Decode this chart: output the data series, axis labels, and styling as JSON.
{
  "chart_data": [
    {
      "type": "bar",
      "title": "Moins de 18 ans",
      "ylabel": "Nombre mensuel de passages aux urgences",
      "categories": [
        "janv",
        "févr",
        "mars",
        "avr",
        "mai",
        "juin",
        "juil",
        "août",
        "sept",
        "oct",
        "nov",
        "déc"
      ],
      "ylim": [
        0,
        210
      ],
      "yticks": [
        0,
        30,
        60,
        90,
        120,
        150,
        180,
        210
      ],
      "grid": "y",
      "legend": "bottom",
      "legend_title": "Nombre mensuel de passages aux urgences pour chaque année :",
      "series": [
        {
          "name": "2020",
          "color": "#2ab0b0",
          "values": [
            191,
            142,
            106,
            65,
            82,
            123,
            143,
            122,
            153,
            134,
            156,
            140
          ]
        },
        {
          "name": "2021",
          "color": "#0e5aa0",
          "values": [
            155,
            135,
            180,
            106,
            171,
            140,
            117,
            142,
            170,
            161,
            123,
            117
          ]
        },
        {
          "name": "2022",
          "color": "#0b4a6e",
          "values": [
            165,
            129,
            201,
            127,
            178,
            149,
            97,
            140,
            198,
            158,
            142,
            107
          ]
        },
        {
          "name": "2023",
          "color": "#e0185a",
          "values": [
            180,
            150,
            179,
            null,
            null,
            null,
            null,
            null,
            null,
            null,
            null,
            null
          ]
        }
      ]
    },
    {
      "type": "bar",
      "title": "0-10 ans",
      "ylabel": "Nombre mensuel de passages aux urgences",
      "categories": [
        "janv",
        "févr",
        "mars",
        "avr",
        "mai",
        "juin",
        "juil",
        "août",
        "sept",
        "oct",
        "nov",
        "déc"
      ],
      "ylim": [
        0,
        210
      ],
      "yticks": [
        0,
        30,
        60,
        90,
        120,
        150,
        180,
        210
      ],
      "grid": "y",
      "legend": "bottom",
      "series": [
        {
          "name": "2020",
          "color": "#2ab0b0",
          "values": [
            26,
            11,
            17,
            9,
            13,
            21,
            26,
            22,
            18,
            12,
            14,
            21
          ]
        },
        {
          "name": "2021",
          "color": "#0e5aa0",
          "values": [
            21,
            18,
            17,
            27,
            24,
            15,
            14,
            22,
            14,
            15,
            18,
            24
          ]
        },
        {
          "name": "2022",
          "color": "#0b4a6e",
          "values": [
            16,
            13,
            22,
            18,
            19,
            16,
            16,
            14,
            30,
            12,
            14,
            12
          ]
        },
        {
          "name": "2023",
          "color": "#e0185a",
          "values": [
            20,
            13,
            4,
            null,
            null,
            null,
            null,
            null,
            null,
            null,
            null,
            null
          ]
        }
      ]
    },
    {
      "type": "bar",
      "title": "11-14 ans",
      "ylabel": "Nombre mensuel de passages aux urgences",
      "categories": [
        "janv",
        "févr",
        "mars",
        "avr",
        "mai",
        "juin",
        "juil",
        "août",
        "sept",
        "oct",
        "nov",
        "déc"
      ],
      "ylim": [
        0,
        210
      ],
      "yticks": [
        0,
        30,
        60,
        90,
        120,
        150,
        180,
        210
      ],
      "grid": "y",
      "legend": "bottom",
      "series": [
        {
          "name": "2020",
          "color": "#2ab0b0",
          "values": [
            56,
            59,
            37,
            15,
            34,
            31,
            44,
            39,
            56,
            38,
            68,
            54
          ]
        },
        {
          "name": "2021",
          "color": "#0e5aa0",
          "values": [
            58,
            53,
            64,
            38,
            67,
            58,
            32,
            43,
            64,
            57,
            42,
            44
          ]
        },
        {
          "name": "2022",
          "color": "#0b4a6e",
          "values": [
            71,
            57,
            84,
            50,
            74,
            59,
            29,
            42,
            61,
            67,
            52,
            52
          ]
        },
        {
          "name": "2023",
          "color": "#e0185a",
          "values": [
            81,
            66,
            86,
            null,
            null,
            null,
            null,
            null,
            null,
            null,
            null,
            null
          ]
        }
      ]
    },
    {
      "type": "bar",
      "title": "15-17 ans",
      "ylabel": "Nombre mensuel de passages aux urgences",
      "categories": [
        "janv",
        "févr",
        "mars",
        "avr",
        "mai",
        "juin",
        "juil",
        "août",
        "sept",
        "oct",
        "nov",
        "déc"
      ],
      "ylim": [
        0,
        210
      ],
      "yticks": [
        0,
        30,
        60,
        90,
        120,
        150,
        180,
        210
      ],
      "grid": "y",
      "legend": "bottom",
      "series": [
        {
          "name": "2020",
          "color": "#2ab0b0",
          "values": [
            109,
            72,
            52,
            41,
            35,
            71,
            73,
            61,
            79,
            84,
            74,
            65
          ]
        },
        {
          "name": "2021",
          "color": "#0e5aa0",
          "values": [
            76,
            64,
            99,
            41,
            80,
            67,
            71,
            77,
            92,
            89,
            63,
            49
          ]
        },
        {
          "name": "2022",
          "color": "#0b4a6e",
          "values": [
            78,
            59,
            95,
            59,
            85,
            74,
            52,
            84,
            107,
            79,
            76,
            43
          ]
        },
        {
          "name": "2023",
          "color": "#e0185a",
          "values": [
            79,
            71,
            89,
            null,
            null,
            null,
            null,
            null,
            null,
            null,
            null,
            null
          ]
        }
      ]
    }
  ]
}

● ● ● ● ● ● ●

• _WHAT IS BEING ASKED_: Quote every record above exactly.

• _RESPONSE TO THIS EXERCISE_:
Decode this chart: output the data series, axis labels, and styling as JSON.
{
  "chart_data": [
    {
      "type": "bar",
      "title": "Moins de 18 ans",
      "ylabel": "Nombre mensuel de passages aux urgences",
      "categories": [
        "janv",
        "févr",
        "mars",
        "avr",
        "mai",
        "juin",
        "juil",
        "août",
        "sept",
        "oct",
        "nov",
        "déc"
      ],
      "ylim": [
        0,
        210
      ],
      "yticks": [
        0,
        30,
        60,
        90,
        120,
        150,
        180,
        210
      ],
      "grid": "y",
      "legend": "bottom",
      "legend_title": "Nombre mensuel de passages aux urgences pour chaque année :",
      "series": [
        {
          "name": "2020",
          "color": "#2ab0b0",
          "values": [
            191,
            142,
            106,
            65,
            82,
            123,
            143,
            122,
            153,
            134,
            156,
            140
          ]
        },
        {
          "name": "2021",
          "color": "#0e5aa0",
          "values": [
            155,
            135,
            180,
            106,
            171,
            140,
            117,
            142,
            170,
            161,
            123,
            117
          ]
        },
        {
          "name": "2022",
          "color": "#0b4a6e",
          "values": [
            165,
            129,
            201,
            127,
            178,
            149,
            97,
            140,
            198,
            158,
            142,
            107
          ]
        },
        {
          "name": "2023",
          "color": "#e0185a",
          "values": [
            180,
            150,
            179,
            null,
            null,
            null,
            null,
            null,
            null,
            null,
            null,
            null
          ]
        }
      ]
    },
    {
      "type": "bar",
      "title": "0-10 ans",
      "ylabel": "Nombre mensuel de passages aux urgences",
      "categories": [
        "janv",
        "févr",
        "mars",
        "avr",
        "mai",
        "juin",
        "juil",
        "août",
        "sept",
        "oct",
        "nov",
        "déc"
      ],
      "ylim": [
        0,
        210
      ],
      "yticks": [
        0,
        30,
        60,
        90,
        120,
        150,
        180,
        210
      ],
      "grid": "y",
      "legend": "bottom",
      "series": [
        {
          "name": "2020",
          "color": "#2ab0b0",
          "values": [
            26,
            11,
            17,
            9,
            13,
            21,
            26,
            22,
            18,
            12,
            14,
            21
          ]
        },
        {
          "name": "2021",
          "color": "#0e5aa0",
          "values": [
            21,
            18,
            17,
            27,
            24,
            15,
            14,
            22,
            14,
            15,
            18,
            24
          ]
        },
        {
          "name": "2022",
          "color": "#0b4a6e",
          "values": [
            16,
            13,
            22,
            18,
            19,
            16,
            16,
            14,
            30,
            12,
            14,
            12
          ]
        },
        {
          "name": "2023",
          "color": "#e0185a",
          "values": [
            20,
            13,
            4,
            null,
            null,
            null,
            null,
            null,
            null,
            null,
            null,
            null
          ]
        }
      ]
    },
    {
      "type": "bar",
      "title": "11-14 ans",
      "ylabel": "Nombre mensuel de passages aux urgences",
      "categories": [
        "janv",
        "févr",
        "mars",
        "avr",
        "mai",
        "juin",
        "juil",
        "août",
        "sept",
        "oct",
        "nov",
        "déc"
      ],
      "ylim": [
        0,
        210
      ],
      "yticks": [
        0,
        30,
        60,
        90,
        120,
        150,
        180,
        210
      ],
      "grid": "y",
      "legend": "bottom",
      "series": [
        {
          "name": "2020",
          "color": "#2ab0b0",
          "values": [
            56,
            59,
            37,
            15,
            34,
            31,
            44,
            39,
            56,
            38,
            68,
            54
          ]
        },
        {
          "name": "2021",
          "color": "#0e5aa0",
          "values": [
            58,
            53,
            64,
            38,
            67,
            58,
            32,
            43,
            64,
            57,
            42,
            44
          ]
        },
        {
          "name": "2022",
          "color": "#0b4a6e",
          "values": [
            71,
            57,
            84,
            50,
            74,
            59,
            29,
            42,
            61,
            67,
            52,
            52
          ]
        },
        {
          "name": "2023",
          "color": "#e0185a",
          "values": [
            81,
            66,
            86,
            null,
            null,
            null,
            null,
            null,
            null,
            null,
            null,
            null
          ]
        }
      ]
    },
    {
      "type": "bar",
      "title": "15-17 ans",
      "ylabel": "Nombre mensuel de passages aux urgences",
      "categories": [
        "janv",
        "févr",
        "mars",
        "avr",
        "mai",
        "juin",
        "juil",
        "août",
        "sept",
        "oct",
        "nov",
        "déc"
      ],
      "ylim": [
        0,
        210
      ],
      "yticks": [
        0,
        30,
        60,
        90,
        120,
        150,
        180,
        210
      ],
      "grid": "y",
      "legend": "bottom",
      "series": [
        {
          "name": "2020",
          "color": "#2ab0b0",
          "values": [
            109,
            72,
            52,
            41,
            35,
            71,
            73,
            61,
            79,
            84,
            74,
            65
          ]
        },
        {
          "name": "2021",
          "color": "#0e5aa0",
          "values": [
            76,
            64,
            99,
            41,
            80,
            67,
            71,
            77,
            92,
            89,
            63,
            49
          ]
        },
        {
          "name": "2022",
          "color": "#0b4a6e",
          "values": [
            78,
            59,
            95,
            59,
            85,
            74,
            52,
            84,
            107,
            79,
            76,
            43
          ]
        },
        {
          "name": "2023",
          "color": "#e0185a",
          "values": [
            79,
            71,
            89,
            null,
            null,
            null,
            null,
            null,
            null,
            null,
            null,
            null
          ]
        }
      ]
    }
  ]
}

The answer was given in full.